## start Stored rows
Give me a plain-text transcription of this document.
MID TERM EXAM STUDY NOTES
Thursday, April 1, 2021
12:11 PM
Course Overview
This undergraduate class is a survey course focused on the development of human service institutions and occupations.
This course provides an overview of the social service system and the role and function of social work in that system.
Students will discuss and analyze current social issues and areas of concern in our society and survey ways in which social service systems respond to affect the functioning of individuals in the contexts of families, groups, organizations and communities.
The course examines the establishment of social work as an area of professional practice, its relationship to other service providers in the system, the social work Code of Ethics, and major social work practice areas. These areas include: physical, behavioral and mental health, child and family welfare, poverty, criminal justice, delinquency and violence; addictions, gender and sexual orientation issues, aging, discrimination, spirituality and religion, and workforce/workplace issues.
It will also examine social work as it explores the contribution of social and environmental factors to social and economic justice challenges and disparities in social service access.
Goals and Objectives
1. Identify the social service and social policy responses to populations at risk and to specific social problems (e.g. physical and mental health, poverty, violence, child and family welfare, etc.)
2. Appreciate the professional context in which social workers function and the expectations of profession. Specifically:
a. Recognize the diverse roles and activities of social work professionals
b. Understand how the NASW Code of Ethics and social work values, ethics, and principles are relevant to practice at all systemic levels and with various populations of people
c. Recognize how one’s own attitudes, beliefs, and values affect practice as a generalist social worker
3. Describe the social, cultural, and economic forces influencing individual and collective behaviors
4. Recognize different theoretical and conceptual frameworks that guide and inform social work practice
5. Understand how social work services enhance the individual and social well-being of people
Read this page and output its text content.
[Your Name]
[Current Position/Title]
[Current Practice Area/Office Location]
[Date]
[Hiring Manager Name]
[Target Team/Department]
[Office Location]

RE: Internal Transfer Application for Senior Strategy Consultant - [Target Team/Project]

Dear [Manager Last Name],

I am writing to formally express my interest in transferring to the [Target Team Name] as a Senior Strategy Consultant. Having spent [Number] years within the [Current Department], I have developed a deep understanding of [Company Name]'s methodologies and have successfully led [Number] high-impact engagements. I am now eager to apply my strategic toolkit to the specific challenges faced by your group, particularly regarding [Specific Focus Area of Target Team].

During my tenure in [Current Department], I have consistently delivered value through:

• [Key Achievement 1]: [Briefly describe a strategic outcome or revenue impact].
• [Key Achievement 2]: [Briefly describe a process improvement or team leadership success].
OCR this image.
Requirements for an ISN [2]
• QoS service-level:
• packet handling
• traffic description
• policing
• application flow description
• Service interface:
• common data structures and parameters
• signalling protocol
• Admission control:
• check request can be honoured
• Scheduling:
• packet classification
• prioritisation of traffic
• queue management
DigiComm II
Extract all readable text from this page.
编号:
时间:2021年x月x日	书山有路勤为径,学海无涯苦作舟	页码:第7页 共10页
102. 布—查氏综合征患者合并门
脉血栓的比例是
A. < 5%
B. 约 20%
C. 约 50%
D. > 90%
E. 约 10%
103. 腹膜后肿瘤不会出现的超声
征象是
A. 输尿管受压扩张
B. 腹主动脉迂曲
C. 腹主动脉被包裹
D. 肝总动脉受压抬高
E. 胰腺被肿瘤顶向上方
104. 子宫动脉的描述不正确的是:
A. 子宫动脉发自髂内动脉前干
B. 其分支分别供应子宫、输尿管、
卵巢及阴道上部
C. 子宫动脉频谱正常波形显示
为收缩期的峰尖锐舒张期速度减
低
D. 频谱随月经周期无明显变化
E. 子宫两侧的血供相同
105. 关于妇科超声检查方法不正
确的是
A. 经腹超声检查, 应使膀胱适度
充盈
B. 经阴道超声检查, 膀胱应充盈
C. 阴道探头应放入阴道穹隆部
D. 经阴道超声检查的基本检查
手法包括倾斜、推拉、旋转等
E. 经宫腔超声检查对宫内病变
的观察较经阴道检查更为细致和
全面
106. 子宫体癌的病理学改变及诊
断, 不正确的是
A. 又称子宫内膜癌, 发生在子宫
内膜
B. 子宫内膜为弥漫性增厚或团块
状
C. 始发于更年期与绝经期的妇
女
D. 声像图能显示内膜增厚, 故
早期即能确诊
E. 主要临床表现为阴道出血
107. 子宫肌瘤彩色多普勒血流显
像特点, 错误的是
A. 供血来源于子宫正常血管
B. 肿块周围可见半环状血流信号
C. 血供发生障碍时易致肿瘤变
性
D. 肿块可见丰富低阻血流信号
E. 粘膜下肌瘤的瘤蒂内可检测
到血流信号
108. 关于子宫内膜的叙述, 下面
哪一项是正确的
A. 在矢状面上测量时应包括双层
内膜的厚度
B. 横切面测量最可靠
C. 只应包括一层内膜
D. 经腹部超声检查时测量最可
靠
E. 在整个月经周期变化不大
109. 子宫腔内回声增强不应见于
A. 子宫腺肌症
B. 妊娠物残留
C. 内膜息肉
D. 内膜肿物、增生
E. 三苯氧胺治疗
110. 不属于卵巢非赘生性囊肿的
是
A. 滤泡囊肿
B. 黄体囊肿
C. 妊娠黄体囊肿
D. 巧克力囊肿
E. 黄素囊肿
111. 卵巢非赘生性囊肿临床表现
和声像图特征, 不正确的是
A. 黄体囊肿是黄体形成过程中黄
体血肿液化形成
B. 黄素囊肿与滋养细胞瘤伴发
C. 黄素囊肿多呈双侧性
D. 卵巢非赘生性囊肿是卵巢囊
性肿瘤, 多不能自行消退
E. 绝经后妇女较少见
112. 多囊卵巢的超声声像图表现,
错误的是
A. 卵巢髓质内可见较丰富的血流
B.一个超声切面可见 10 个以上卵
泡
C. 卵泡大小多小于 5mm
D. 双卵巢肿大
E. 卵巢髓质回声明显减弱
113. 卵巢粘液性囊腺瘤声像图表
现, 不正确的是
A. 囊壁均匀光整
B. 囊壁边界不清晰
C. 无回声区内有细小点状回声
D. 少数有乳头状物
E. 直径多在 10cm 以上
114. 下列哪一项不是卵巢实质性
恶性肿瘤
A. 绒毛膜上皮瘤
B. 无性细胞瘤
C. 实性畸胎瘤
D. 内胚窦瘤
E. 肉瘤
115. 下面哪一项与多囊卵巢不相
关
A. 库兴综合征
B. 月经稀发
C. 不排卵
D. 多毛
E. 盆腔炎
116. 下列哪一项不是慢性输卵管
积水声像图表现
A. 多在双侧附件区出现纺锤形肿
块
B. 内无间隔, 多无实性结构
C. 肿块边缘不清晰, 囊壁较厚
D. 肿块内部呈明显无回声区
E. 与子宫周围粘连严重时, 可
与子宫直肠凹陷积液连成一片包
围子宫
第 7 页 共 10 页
## end Stored rows
# [Problem]
Each line of the listing should be copied exactly.

# [Written response]
Give me a plain-text transcription of this document.
MID TERM EXAM STUDY NOTES
Thursday, April 1, 2021
12:11 PM
Course Overview
This undergraduate class is a survey course focused on the development of human service institutions and occupations.
This course provides an overview of the social service system and the role and function of social work in that system.
Students will discuss and analyze current social issues and areas of concern in our society and survey ways in which social service systems respond to affect the functioning of individuals in the contexts of families, groups, organizations and communities.
The course examines the establishment of social work as an area of professional practice, its relationship to other service providers in the system, the social work Code of Ethics, and major social work practice areas. These areas include: physical, behavioral and mental health, child and family welfare, poverty, criminal justice, delinquency and violence; addictions, gender and sexual orientation issues, aging, discrimination, spirituality and religion, and workforce/workplace issues.
It will also examine social work as it explores the contribution of social and environmental factors to social and economic justice challenges and disparities in social service access.
Goals and Objectives
1. Identify the social service and social policy responses to populations at risk and to specific social problems (e.g. physical and mental health, poverty, violence, child and family welfare, etc.)
2. Appreciate the professional context in which social workers function and the expectations of profession. Specifically:
a. Recognize the diverse roles and activities of social work professionals
b. Understand how the NASW Code of Ethics and social work values, ethics, and principles are relevant to practice at all systemic levels and with various populations of people
c. Recognize how one’s own attitudes, beliefs, and values affect practice as a generalist social worker
3. Describe the social, cultural, and economic forces influencing individual and collective behaviors
4. Recognize different theoretical and conceptual frameworks that guide and inform social work practice
5. Understand how social work services enhance the individual and social well-being of people
Read this page and output its text content.
[Your Name]
[Current Position/Title]
[Current Practice Area/Office Location]
[Date]
[Hiring Manager Name]
[Target Team/Department]
[Office Location]

RE: Internal Transfer Application for Senior Strategy Consultant - [Target Team/Project]

Dear [Manager Last Name],

I am writing to formally express my interest in transferring to the [Target Team Name] as a Senior Strategy Consultant. Having spent [Number] years within the [Current Department], I have developed a deep understanding of [Company Name]'s methodologies and have successfully led [Number] high-impact engagements. I am now eager to apply my strategic toolkit to the specific challenges faced by your group, particularly regarding [Specific Focus Area of Target Team].

During my tenure in [Current Department], I have consistently delivered value through:

• [Key Achievement 1]: [Briefly describe a strategic outcome or revenue impact].
• [Key Achievement 2]: [Briefly describe a process improvement or team leadership success].
OCR this image.
Requirements for an ISN [2]
• QoS service-level:
• packet handling
• traffic description
• policing
• application flow description
• Service interface:
• common data structures and parameters
• signalling protocol
• Admission control:
• check request can be honoured
• Scheduling:
• packet classification
• prioritisation of traffic
• queue management
DigiComm II
Extract all readable text from this page.
编号:
时间:2021年x月x日	书山有路勤为径,学海无涯苦作舟	页码:第7页 共10页
102. 布—查氏综合征患者合并门
脉血栓的比例是
A. < 5%
B. 约 20%
C. 约 50%
D. > 90%
E. 约 10%
103. 腹膜后肿瘤不会出现的超声
征象是
A. 输尿管受压扩张
B. 腹主动脉迂曲
C. 腹主动脉被包裹
D. 肝总动脉受压抬高
E. 胰腺被肿瘤顶向上方
104. 子宫动脉的描述不正确的是:
A. 子宫动脉发自髂内动脉前干
B. 其分支分别供应子宫、输尿管、
卵巢及阴道上部
C. 子宫动脉频谱正常波形显示
为收缩期的峰尖锐舒张期速度减
低
D. 频谱随月经周期无明显变化
E. 子宫两侧的血供相同
105. 关于妇科超声检查方法不正
确的是
A. 经腹超声检查, 应使膀胱适度
充盈
B. 经阴道超声检查, 膀胱应充盈
C. 阴道探头应放入阴道穹隆部
D. 经阴道超声检查的基本检查
手法包括倾斜、推拉、旋转等
E. 经宫腔超声检查对宫内病变
的观察较经阴道检查更为细致和
全面
106. 子宫体癌的病理学改变及诊
断, 不正确的是
A. 又称子宫内膜癌, 发生在子宫
内膜
B. 子宫内膜为弥漫性增厚或团块
状
C. 始发于更年期与绝经期的妇
女
D. 声像图能显示内膜增厚, 故
早期即能确诊
E. 主要临床表现为阴道出血
107. 子宫肌瘤彩色多普勒血流显
像特点, 错误的是
A. 供血来源于子宫正常血管
B. 肿块周围可见半环状血流信号
C. 血供发生障碍时易致肿瘤变
性
D. 肿块可见丰富低阻血流信号
E. 粘膜下肌瘤的瘤蒂内可检测
到血流信号
108. 关于子宫内膜的叙述, 下面
哪一项是正确的
A. 在矢状面上测量时应包括双层
内膜的厚度
B. 横切面测量最可靠
C. 只应包括一层内膜
D. 经腹部超声检查时测量最可
靠
E. 在整个月经周期变化不大
109. 子宫腔内回声增强不应见于
A. 子宫腺肌症
B. 妊娠物残留
C. 内膜息肉
D. 内膜肿物、增生
E. 三苯氧胺治疗
110. 不属于卵巢非赘生性囊肿的
是
A. 滤泡囊肿
B. 黄体囊肿
C. 妊娠黄体囊肿
D. 巧克力囊肿
E. 黄素囊肿
111. 卵巢非赘生性囊肿临床表现
和声像图特征, 不正确的是
A. 黄体囊肿是黄体形成过程中黄
体血肿液化形成
B. 黄素囊肿与滋养细胞瘤伴发
C. 黄素囊肿多呈双侧性
D. 卵巢非赘生性囊肿是卵巢囊
性肿瘤, 多不能自行消退
E. 绝经后妇女较少见
112. 多囊卵巢的超声声像图表现,
错误的是
A. 卵巢髓质内可见较丰富的血流
B.一个超声切面可见 10 个以上卵
泡
C. 卵泡大小多小于 5mm
D. 双卵巢肿大
E. 卵巢髓质回声明显减弱
113. 卵巢粘液性囊腺瘤声像图表
现, 不正确的是
A. 囊壁均匀光整
B. 囊壁边界不清晰
C. 无回声区内有细小点状回声
D. 少数有乳头状物
E. 直径多在 10cm 以上
114. 下列哪一项不是卵巢实质性
恶性肿瘤
A. 绒毛膜上皮瘤
B. 无性细胞瘤
C. 实性畸胎瘤
D. 内胚窦瘤
E. 肉瘤
115. 下面哪一项与多囊卵巢不相
关
A. 库兴综合征
B. 月经稀发
C. 不排卵
D. 多毛
E. 盆腔炎
116. 下列哪一项不是慢性输卵管
积水声像图表现
A. 多在双侧附件区出现纺锤形肿
块
B. 内无间隔, 多无实性结构
C. 肿块边缘不清晰, 囊壁较厚
D. 肿块内部呈明显无回声区
E. 与子宫周围粘连严重时, 可
与子宫直肠凹陷积液连成一片包
围子宫
第 7 页 共 10 页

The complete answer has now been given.